:: Information provided
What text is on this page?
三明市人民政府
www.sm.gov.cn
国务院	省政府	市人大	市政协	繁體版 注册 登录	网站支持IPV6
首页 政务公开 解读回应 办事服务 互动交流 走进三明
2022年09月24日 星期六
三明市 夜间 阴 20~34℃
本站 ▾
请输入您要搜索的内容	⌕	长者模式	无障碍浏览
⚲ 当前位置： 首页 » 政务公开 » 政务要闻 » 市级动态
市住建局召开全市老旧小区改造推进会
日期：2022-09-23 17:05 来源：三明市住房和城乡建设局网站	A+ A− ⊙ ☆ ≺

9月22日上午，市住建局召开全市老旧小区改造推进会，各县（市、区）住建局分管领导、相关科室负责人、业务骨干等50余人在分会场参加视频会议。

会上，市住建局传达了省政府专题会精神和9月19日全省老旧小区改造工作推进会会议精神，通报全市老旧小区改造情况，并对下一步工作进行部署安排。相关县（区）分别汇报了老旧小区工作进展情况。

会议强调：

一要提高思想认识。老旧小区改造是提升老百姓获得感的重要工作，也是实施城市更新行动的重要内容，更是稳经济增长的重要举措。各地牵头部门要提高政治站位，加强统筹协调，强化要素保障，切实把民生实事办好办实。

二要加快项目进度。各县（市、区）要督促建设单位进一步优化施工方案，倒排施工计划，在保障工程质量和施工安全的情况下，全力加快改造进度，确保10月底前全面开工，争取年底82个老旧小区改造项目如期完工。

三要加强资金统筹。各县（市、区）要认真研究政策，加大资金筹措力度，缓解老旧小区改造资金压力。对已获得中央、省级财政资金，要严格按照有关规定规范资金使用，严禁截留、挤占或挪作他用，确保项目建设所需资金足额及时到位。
::::
=== Job ===
Nothing may be left out: return each entry exactly as it reads.

=== Final answer ===
What text is on this page?
三明市人民政府
www.sm.gov.cn
国务院	省政府	市人大	市政协	繁體版 注册 登录	网站支持IPV6
首页 政务公开 解读回应 办事服务 互动交流 走进三明
2022年09月24日 星期六
三明市 夜间 阴 20~34℃
本站 ▾
请输入您要搜索的内容	⌕	长者模式	无障碍浏览
⚲ 当前位置： 首页 » 政务公开 » 政务要闻 » 市级动态
市住建局召开全市老旧小区改造推进会
日期：2022-09-23 17:05 来源：三明市住房和城乡建设局网站	A+ A− ⊙ ☆ ≺

9月22日上午，市住建局召开全市老旧小区改造推进会，各县（市、区）住建局分管领导、相关科室负责人、业务骨干等50余人在分会场参加视频会议。

会上，市住建局传达了省政府专题会精神和9月19日全省老旧小区改造工作推进会会议精神，通报全市老旧小区改造情况，并对下一步工作进行部署安排。相关县（区）分别汇报了老旧小区工作进展情况。

会议强调：

一要提高思想认识。老旧小区改造是提升老百姓获得感的重要工作，也是实施城市更新行动的重要内容，更是稳经济增长的重要举措。各地牵头部门要提高政治站位，加强统筹协调，强化要素保障，切实把民生实事办好办实。

二要加快项目进度。各县（市、区）要督促建设单位进一步优化施工方案，倒排施工计划，在保障工程质量和施工安全的情况下，全力加快改造进度，确保10月底前全面开工，争取年底82个老旧小区改造项目如期完工。

三要加强资金统筹。各县（市、区）要认真研究政策，加大资金筹措力度，缓解老旧小区改造资金压力。对已获得中央、省级财政资金，要严格按照有关规定规范资金使用，严禁截留、挤占或挪作他用，确保项目建设所需资金足额及时到位。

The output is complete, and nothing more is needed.